▸ What is required
Can you find the lines of the listing that include "культури" and copy every one?
####################
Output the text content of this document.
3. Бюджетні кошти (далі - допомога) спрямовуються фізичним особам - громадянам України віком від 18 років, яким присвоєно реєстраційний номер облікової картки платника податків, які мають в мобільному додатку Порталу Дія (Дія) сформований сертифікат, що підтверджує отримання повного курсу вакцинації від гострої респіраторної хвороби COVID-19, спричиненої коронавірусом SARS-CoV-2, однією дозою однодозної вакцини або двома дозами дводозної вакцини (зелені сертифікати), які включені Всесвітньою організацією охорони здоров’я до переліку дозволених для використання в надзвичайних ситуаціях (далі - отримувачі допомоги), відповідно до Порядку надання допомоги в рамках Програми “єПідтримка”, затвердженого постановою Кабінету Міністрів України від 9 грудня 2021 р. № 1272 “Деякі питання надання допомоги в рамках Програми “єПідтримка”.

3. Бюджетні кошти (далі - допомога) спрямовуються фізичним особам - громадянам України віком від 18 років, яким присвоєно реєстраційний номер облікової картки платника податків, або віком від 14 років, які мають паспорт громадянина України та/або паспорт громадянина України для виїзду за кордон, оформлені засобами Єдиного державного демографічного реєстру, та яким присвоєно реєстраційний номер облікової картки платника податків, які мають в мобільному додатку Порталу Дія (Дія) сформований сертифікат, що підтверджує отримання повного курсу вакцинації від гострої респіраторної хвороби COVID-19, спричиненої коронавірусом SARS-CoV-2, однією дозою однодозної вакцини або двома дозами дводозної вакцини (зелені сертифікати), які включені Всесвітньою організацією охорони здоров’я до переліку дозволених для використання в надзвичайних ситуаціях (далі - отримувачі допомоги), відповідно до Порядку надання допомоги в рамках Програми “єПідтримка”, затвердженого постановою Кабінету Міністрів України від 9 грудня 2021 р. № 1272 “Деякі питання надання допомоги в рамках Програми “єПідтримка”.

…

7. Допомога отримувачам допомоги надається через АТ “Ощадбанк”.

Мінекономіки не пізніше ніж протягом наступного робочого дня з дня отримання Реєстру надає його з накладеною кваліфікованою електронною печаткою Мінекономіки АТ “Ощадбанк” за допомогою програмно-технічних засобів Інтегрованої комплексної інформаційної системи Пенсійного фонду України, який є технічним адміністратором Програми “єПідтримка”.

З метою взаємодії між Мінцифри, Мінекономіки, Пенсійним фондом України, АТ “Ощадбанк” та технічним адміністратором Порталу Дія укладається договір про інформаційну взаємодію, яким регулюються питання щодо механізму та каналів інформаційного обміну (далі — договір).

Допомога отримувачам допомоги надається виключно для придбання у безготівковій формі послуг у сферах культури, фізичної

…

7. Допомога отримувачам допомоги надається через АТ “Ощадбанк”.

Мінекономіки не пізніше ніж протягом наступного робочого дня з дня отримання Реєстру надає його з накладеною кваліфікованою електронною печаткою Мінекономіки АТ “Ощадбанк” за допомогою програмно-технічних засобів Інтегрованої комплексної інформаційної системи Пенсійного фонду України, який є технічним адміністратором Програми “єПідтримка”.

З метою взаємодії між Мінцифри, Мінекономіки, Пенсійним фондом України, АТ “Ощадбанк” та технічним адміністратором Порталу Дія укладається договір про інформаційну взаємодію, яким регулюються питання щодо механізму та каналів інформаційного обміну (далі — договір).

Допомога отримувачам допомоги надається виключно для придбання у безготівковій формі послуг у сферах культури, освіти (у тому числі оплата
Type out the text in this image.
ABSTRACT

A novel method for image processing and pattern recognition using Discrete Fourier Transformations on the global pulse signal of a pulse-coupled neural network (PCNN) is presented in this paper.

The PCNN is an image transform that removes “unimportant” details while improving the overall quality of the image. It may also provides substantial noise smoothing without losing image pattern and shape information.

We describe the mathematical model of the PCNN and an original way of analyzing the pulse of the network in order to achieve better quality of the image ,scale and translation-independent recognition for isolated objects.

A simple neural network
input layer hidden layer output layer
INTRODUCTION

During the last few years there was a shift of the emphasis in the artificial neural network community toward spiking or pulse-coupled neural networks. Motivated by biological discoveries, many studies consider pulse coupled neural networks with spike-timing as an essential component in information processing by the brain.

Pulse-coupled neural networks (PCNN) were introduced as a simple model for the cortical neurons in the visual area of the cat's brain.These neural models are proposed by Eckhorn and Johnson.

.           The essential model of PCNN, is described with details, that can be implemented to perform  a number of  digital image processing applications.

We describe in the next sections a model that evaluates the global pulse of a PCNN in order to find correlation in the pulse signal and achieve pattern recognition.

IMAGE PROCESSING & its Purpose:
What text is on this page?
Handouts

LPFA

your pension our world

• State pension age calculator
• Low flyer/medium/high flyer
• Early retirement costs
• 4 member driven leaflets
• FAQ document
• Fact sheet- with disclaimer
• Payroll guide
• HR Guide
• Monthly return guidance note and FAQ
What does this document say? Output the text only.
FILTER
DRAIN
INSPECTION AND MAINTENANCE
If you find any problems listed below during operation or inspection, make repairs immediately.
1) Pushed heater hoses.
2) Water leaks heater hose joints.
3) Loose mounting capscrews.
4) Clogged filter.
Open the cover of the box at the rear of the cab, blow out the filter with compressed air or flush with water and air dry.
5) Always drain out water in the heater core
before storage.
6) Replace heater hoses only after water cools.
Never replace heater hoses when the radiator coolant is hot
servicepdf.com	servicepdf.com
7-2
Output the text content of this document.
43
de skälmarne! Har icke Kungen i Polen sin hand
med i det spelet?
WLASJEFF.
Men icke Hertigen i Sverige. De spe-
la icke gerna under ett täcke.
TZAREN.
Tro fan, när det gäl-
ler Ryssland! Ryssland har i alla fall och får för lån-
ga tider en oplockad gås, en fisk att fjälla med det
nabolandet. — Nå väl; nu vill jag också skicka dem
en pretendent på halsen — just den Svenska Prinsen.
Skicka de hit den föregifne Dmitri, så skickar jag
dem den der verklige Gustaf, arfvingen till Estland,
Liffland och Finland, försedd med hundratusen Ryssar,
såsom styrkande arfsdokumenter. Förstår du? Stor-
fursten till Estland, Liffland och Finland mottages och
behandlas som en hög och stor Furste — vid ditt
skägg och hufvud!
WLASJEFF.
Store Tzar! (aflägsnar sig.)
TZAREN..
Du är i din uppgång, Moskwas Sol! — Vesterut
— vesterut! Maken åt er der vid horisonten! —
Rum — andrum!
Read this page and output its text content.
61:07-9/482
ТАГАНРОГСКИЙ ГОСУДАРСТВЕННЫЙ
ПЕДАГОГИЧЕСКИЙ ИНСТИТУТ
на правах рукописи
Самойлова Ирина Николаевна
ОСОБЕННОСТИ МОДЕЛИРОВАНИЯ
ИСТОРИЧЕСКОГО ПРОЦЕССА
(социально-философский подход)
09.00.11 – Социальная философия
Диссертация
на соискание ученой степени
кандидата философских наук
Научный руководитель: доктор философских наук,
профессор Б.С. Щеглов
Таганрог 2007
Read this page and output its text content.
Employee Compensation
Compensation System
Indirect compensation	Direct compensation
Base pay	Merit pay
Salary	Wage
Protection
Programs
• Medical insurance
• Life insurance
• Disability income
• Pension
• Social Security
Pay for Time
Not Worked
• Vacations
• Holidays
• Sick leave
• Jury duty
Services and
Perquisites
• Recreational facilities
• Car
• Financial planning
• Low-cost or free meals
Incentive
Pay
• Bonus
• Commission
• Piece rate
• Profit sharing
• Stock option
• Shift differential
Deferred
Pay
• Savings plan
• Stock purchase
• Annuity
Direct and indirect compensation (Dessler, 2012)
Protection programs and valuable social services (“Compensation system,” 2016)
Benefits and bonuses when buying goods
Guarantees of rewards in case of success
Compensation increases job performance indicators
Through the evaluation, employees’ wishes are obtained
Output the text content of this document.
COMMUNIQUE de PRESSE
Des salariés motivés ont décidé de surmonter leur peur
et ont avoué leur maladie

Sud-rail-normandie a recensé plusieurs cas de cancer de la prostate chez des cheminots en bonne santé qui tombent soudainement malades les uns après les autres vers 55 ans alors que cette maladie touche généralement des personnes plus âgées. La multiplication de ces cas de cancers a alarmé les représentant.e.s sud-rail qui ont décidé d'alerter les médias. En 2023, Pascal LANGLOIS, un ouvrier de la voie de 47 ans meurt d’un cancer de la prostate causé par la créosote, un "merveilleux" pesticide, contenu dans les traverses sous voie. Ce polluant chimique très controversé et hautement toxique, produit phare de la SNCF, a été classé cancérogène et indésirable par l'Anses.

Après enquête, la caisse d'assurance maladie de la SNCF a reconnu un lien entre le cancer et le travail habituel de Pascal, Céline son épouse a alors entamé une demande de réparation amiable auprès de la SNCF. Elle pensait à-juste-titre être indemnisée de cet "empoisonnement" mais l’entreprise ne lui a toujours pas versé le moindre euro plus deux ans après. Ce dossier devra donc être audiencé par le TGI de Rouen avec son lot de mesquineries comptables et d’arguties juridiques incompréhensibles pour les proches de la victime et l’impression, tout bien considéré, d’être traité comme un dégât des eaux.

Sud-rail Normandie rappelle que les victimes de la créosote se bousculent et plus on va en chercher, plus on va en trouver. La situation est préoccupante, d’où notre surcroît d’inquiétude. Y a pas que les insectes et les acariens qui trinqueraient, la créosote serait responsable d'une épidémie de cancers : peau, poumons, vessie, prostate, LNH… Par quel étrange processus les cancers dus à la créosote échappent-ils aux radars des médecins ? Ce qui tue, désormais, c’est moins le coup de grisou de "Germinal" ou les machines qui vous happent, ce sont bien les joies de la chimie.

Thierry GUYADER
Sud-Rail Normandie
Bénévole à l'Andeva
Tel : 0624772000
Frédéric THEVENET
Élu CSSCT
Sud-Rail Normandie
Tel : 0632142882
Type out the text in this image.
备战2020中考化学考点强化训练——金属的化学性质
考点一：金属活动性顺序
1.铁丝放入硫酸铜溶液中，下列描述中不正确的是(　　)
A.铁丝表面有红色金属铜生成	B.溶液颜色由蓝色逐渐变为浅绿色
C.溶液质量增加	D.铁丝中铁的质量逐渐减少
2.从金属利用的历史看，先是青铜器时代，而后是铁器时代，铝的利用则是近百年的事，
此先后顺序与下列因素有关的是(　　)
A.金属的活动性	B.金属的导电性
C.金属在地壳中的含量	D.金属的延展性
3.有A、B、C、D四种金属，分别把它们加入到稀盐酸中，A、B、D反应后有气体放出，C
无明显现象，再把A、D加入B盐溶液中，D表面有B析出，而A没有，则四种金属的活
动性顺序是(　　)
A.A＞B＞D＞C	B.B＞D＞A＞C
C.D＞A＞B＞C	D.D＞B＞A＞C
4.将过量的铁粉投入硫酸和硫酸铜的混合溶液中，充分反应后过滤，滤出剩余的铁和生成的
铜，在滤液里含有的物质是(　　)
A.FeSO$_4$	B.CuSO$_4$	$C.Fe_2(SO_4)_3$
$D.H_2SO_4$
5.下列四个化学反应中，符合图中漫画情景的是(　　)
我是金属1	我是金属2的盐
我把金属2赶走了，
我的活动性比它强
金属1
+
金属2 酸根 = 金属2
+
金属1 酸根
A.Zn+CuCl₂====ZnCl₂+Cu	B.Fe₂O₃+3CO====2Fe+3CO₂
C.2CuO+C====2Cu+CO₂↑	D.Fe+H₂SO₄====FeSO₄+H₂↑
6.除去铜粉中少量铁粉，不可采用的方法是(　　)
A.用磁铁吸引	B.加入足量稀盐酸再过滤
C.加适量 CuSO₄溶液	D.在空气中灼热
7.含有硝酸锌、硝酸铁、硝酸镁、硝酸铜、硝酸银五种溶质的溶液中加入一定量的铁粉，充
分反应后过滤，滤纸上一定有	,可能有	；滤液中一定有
####################
▸ Expected output
Допомога отримувачам допомоги надається виключно для придбання у безготівковій формі послуг у сферах культури, фізичної
Допомога отримувачам допомоги надається виключно для придбання у безготівковій формі послуг у сферах культури, освіти (у тому числі оплата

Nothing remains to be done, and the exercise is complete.